- [TASK TO CARRY OUT] Find every line with "māua" in it, then report how many there are and nothing more.

- [EXTRACTED RECORDS]
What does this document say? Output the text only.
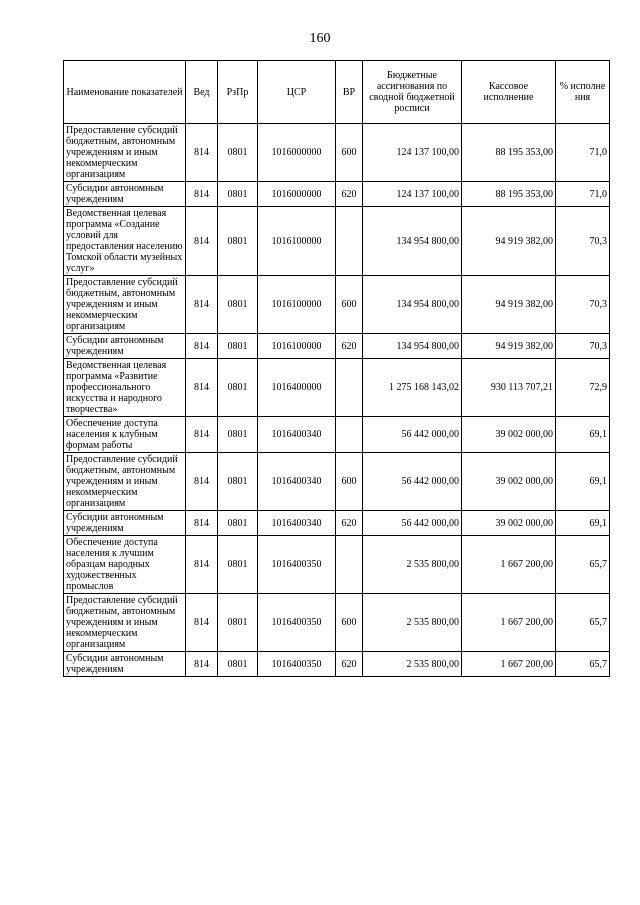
160
Наименование показателей	Вед	РзПр	ЦСР	ВР	Бюджетные ассигнования по сводной бюджетной росписи	Кассовое исполнение	% исполне ния
Предоставление субсидий бюджетным, автономным учреждениям и иным некоммерческим организациям	814	0801	1016000000	600	124 137 100,00	88 195 353,00	71,0
Субсидии автономным учреждениям	814	0801	1016000000	620	124 137 100,00	88 195 353,00	71,0
Ведомственная целевая программа «Создание условий для предоставления населению Томской области музейных услуг»	814	0801	1016100000		134 954 800,00	94 919 382,00	70,3
Предоставление субсидий бюджетным, автономным учреждениям и иным некоммерческим организациям	814	0801	1016100000	600	134 954 800,00	94 919 382,00	70,3
Субсидии автономным учреждениям	814	0801	1016100000	620	134 954 800,00	94 919 382,00	70,3
Ведомственная целевая программа «Развитие профессионального искусства и народного творчества»	814	0801	1016400000		1 275 168 143,02	930 113 707,21	72,9
Обеспечение доступа населения к клубным формам работы	814	0801	1016400340		56 442 000,00	39 002 000,00	69,1
Предоставление субсидий бюджетным, автономным учреждениям и иным некоммерческим организациям	814	0801	1016400340	600	56 442 000,00	39 002 000,00	69,1
Субсидии автономным учреждениям	814	0801	1016400340	620	56 442 000,00	39 002 000,00	69,1
Обеспечение доступа населения к лучшим образцам народных художественных промыслов	814	0801	1016400350		2 535 800,00	1 667 200,00	65,7
Предоставление субсидий бюджетным, автономным учреждениям и иным некоммерческим организациям	814	0801	1016400350	600	2 535 800,00	1 667 200,00	65,7
Субсидии автономным учреждениям	814	0801	1016400350	620	2 535 800,00	1 667 200,00	65,7
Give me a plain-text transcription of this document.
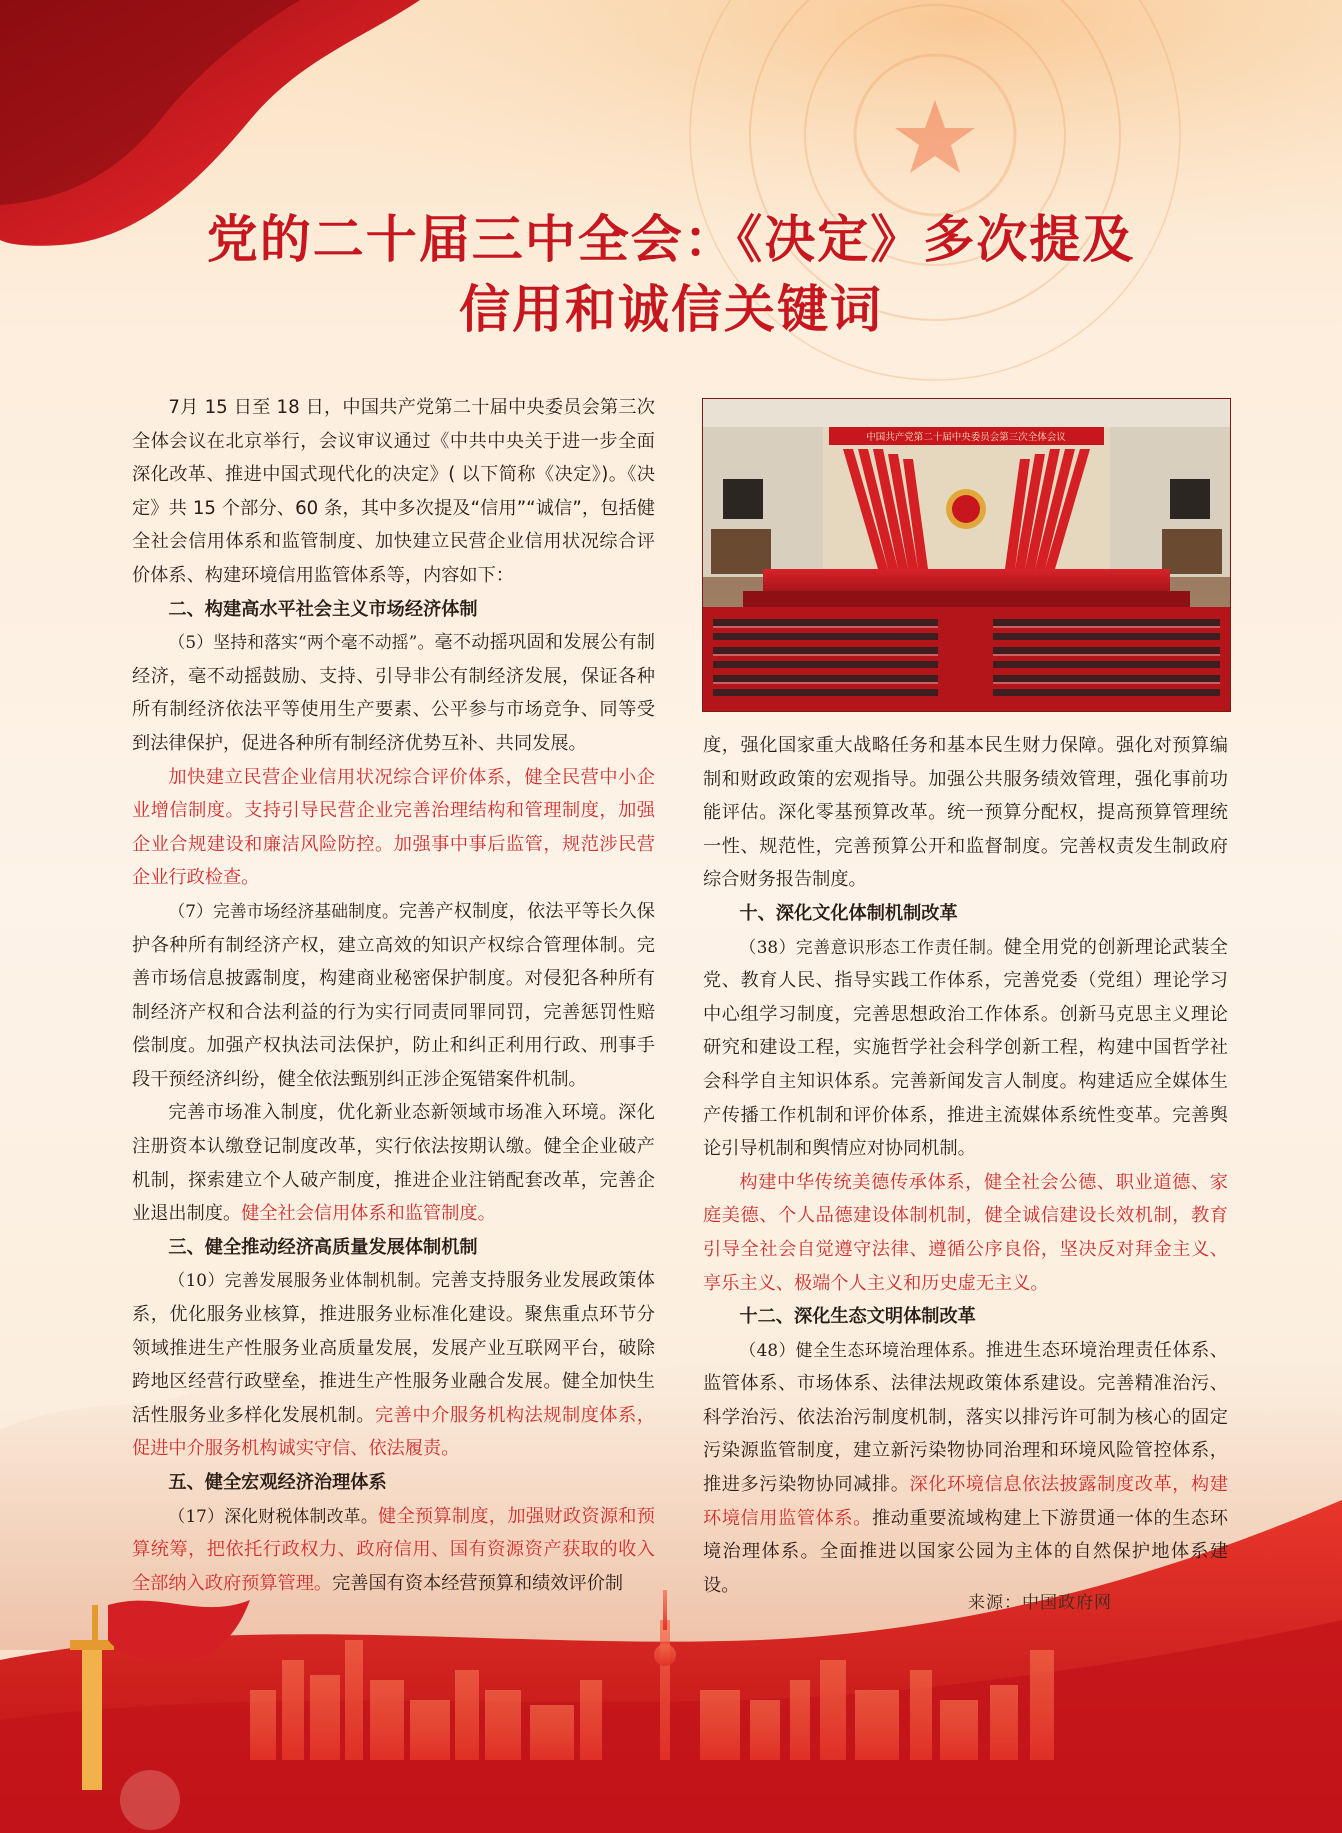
党的二十届三中全会：《决定》多次提及
信用和诚信关键词

7月 15 日至 18 日，中国共产党第二十届中央委员会第三次全体会议在北京举行，会议审议通过《中共中央关于进一步全面深化改革、推进中国式现代化的决定》( 以下简称《决定》)。《决定》共 15 个部分、60 条，其中多次提及“信用”“诚信”，包括健全社会信用体系和监管制度、加快建立民营企业信用状况综合评价体系、构建环境信用监管体系等，内容如下：

二、构建高水平社会主义市场经济体制

（5）坚持和落实“两个毫不动摇”。毫不动摇巩固和发展公有制经济，毫不动摇鼓励、支持、引导非公有制经济发展，保证各种所有制经济依法平等使用生产要素、公平参与市场竞争、同等受到法律保护，促进各种所有制经济优势互补、共同发展。

加快建立民营企业信用状况综合评价体系，健全民营中小企业增信制度。支持引导民营企业完善治理结构和管理制度，加强企业合规建设和廉洁风险防控。加强事中事后监管，规范涉民营企业行政检查。

（7）完善市场经济基础制度。完善产权制度，依法平等长久保护各种所有制经济产权，建立高效的知识产权综合管理体制。完善市场信息披露制度，构建商业秘密保护制度。对侵犯各种所有制经济产权和合法利益的行为实行同责同罪同罚，完善惩罚性赔偿制度。加强产权执法司法保护，防止和纠正利用行政、刑事手段干预经济纠纷，健全依法甄别纠正涉企冤错案件机制。

完善市场准入制度，优化新业态新领域市场准入环境。深化注册资本认缴登记制度改革，实行依法按期认缴。健全企业破产机制，探索建立个人破产制度，推进企业注销配套改革，完善企业退出制度。健全社会信用体系和监管制度。

三、健全推动经济高质量发展体制机制

（10）完善发展服务业体制机制。完善支持服务业发展政策体系，优化服务业核算，推进服务业标准化建设。聚焦重点环节分领域推进生产性服务业高质量发展，发展产业互联网平台，破除跨地区经营行政壁垒，推进生产性服务业融合发展。健全加快生活性服务业多样化发展机制。完善中介服务机构法规制度体系，促进中介服务机构诚实守信、依法履责。

五、健全宏观经济治理体系

（17）深化财税体制改革。健全预算制度，加强财政资源和预算统筹，把依托行政权力、政府信用、国有资源资产获取的收入全部纳入政府预算管理。完善国有资本经营预算和绩效评价制

中国共产党第二十届中央委员会第三次全体会议

度，强化国家重大战略任务和基本民生财力保障。强化对预算编制和财政政策的宏观指导。加强公共服务绩效管理，强化事前功能评估。深化零基预算改革。统一预算分配权，提高预算管理统一性、规范性，完善预算公开和监督制度。完善权责发生制政府综合财务报告制度。

十、深化文化体制机制改革

（38）完善意识形态工作责任制。健全用党的创新理论武装全党、教育人民、指导实践工作体系，完善党委（党组）理论学习中心组学习制度，完善思想政治工作体系。创新马克思主义理论研究和建设工程，实施哲学社会科学创新工程，构建中国哲学社会科学自主知识体系。完善新闻发言人制度。构建适应全媒体生产传播工作机制和评价体系，推进主流媒体系统性变革。完善舆论引导机制和舆情应对协同机制。

构建中华传统美德传承体系，健全社会公德、职业道德、家庭美德、个人品德建设体制机制，健全诚信建设长效机制，教育引导全社会自觉遵守法律、遵循公序良俗，坚决反对拜金主义、享乐主义、极端个人主义和历史虚无主义。

十二、深化生态文明体制改革

（48）健全生态环境治理体系。推进生态环境治理责任体系、监管体系、市场体系、法律法规政策体系建设。完善精准治污、科学治污、依法治污制度机制，落实以排污许可制为核心的固定污染源监管制度，建立新污染物协同治理和环境风险管控体系，推进多污染物协同减排。深化环境信息依法披露制度改革，构建环境信用监管体系。推动重要流域构建上下游贯通一体的生态环境治理体系。全面推进以国家公园为主体的自然保护地体系建设。

来源：中国政府网
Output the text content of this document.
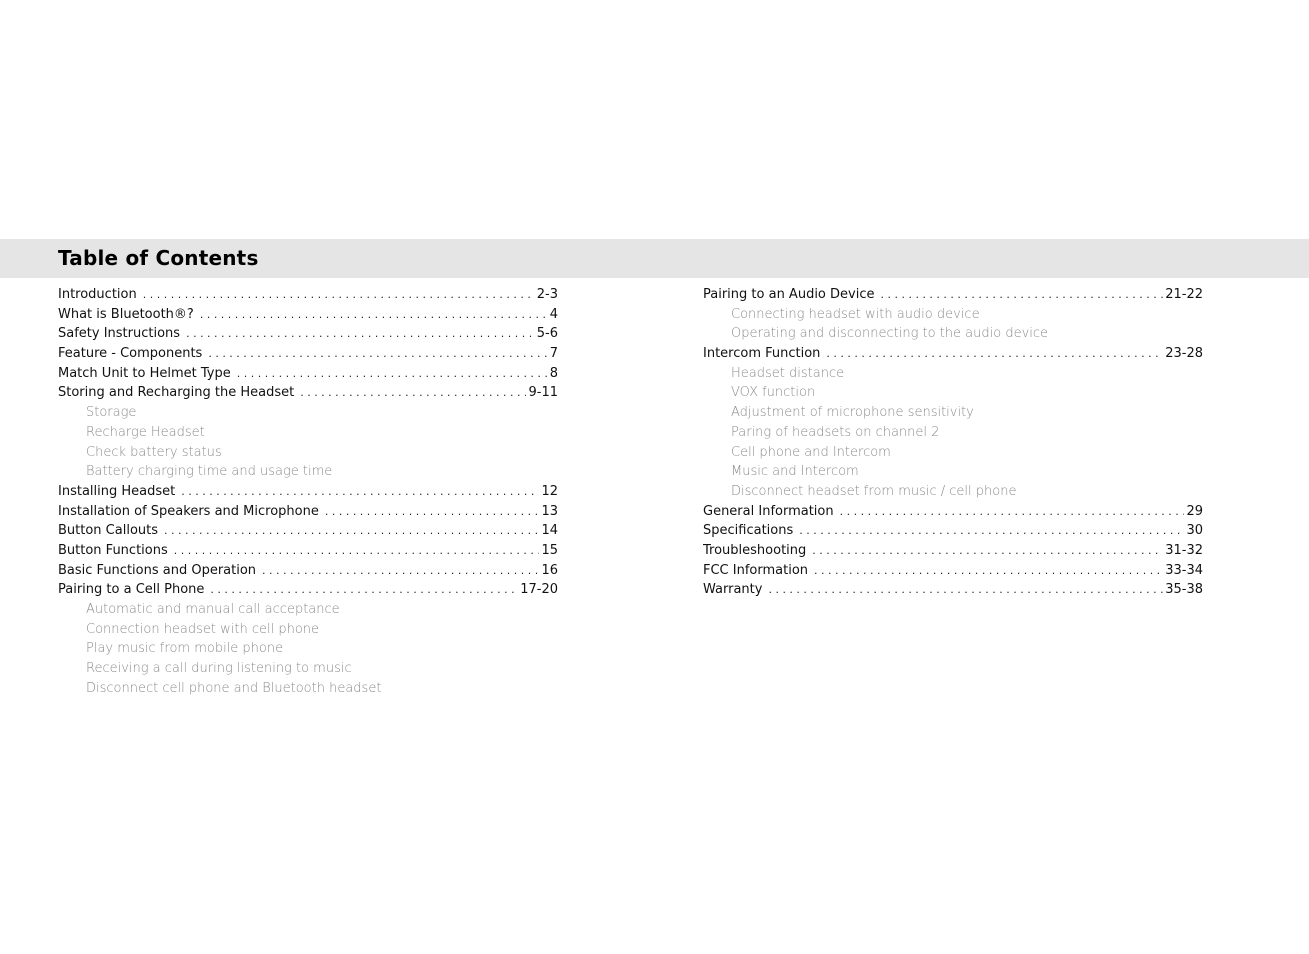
Table of Contents
Introduction . . .	2-3
What is Bluetooth®? . . .	4
Safety Instructions . . .	5-6
Feature - Components . . .	7
Match Unit to Helmet Type . . .	8
Storing and Recharging the Headset . . .	9-11
Storage
Recharge Headset
Check battery status
Battery charging time and usage time
Installing Headset . . .	12
Installation of Speakers and Microphone . . .	13
Button Callouts . . .	14
Button Functions . . .	15
Basic Functions and Operation . . .	16
Pairing to a Cell Phone . . .	17-20
Automatic and manual call acceptance
Connection headset with cell phone
Play music from mobile phone
Receiving a call during listening to music
Disconnect cell phone and Bluetooth headset
Pairing to an Audio Device . . .	21-22
Connecting headset with audio device
Operating and disconnecting to the audio device
Intercom Function . . .	23-28
Headset distance
VOX function
Adjustment of microphone sensitivity
Paring of headsets on channel 2
Cell phone and Intercom
Music and Intercom
Disconnect headset from music / cell phone
General Information . . .	29
Specifications . . .	30
Troubleshooting . . .	31-32
FCC Information . . .	33-34
Warranty . . .	35-38
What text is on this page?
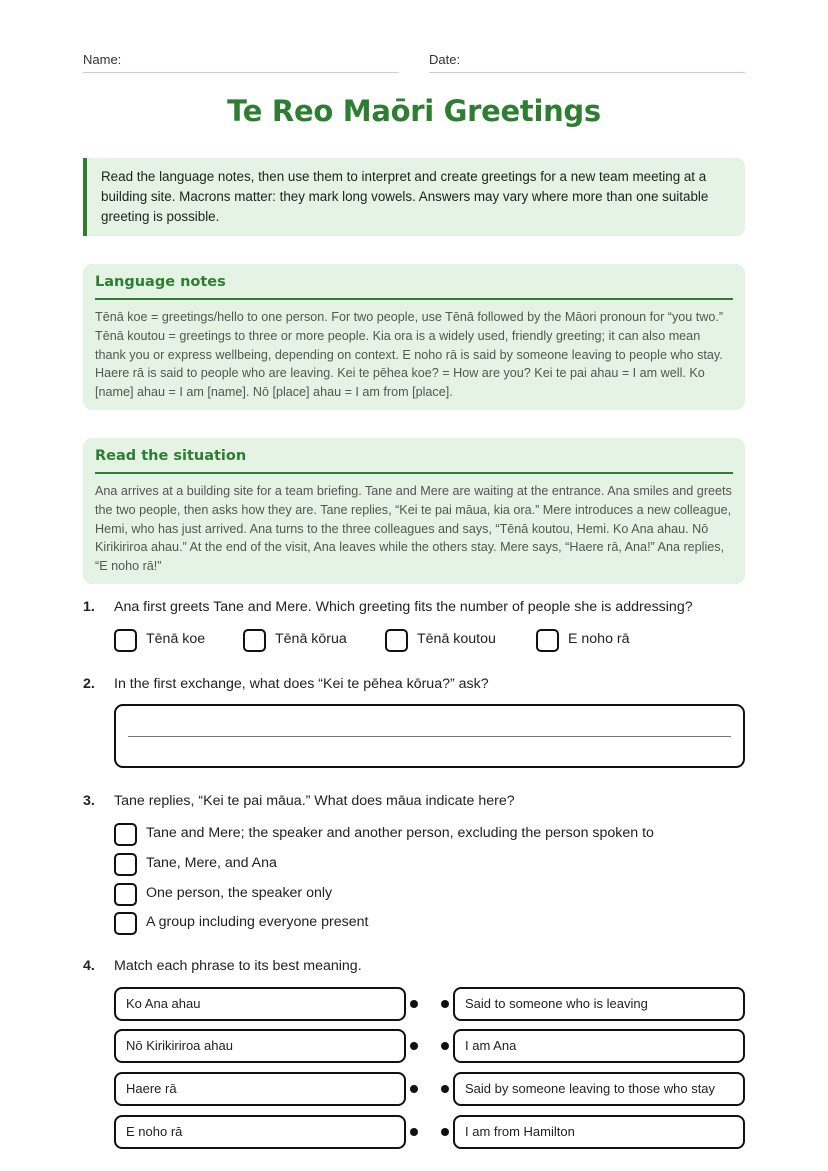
Name:	Date:
Te Reo Maōri Greetings
Read the language notes, then use them to interpret and create greetings for a new team meeting at a building site. Macrons matter: they mark long vowels. Answers may vary where more than one suitable greeting is possible.
Language notes

Tēnā koe = greetings/hello to one person. For two people, use Tēnā followed by the Māori pronoun for “you two.” Tēnā koutou = greetings to three or more people. Kia ora is a widely used, friendly greeting; it can also mean thank you or express wellbeing, depending on context. E noho rā is said by someone leaving to people who stay. Haere rā is said to people who are leaving. Kei te pēhea koe? = How are you? Kei te pai ahau = I am well. Ko [name] ahau = I am [name]. Nō [place] ahau = I am from [place].

Read the situation

Ana arrives at a building site for a team briefing. Tane and Mere are waiting at the entrance. Ana smiles and greets the two people, then asks how they are. Tane replies, “Kei te pai māua, kia ora.” Mere introduces a new colleague, Hemi, who has just arrived. Ana turns to the three colleagues and says, “Tēnā koutou, Hemi. Ko Ana ahau. Nō Kirikiriroa ahau.” At the end of the visit, Ana leaves while the others stay. Mere says, “Haere rā, Ana!” Ana replies, “E noho rā!”

1. Ana first greets Tane and Mere. Which greeting fits the number of people she is addressing?
Tēnā koe	Tēnā kōrua	Tēnā koutou	E noho rā
2. In the first exchange, what does “Kei te pēhea kōrua?” ask?
3. Tane replies, “Kei te pai māua.” What does māua indicate here?
Tane and Mere; the speaker and another person, excluding the person spoken to
Tane, Mere, and Ana
One person, the speaker only
A group including everyone present
4. Match each phrase to its best meaning.
Ko Ana ahau	Said to someone who is leaving
Nō Kirikiriroa ahau	I am Ana
Haere rā	Said by someone leaving to those who stay
E noho rā	I am from Hamilton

- [WORKED ANSWER] 2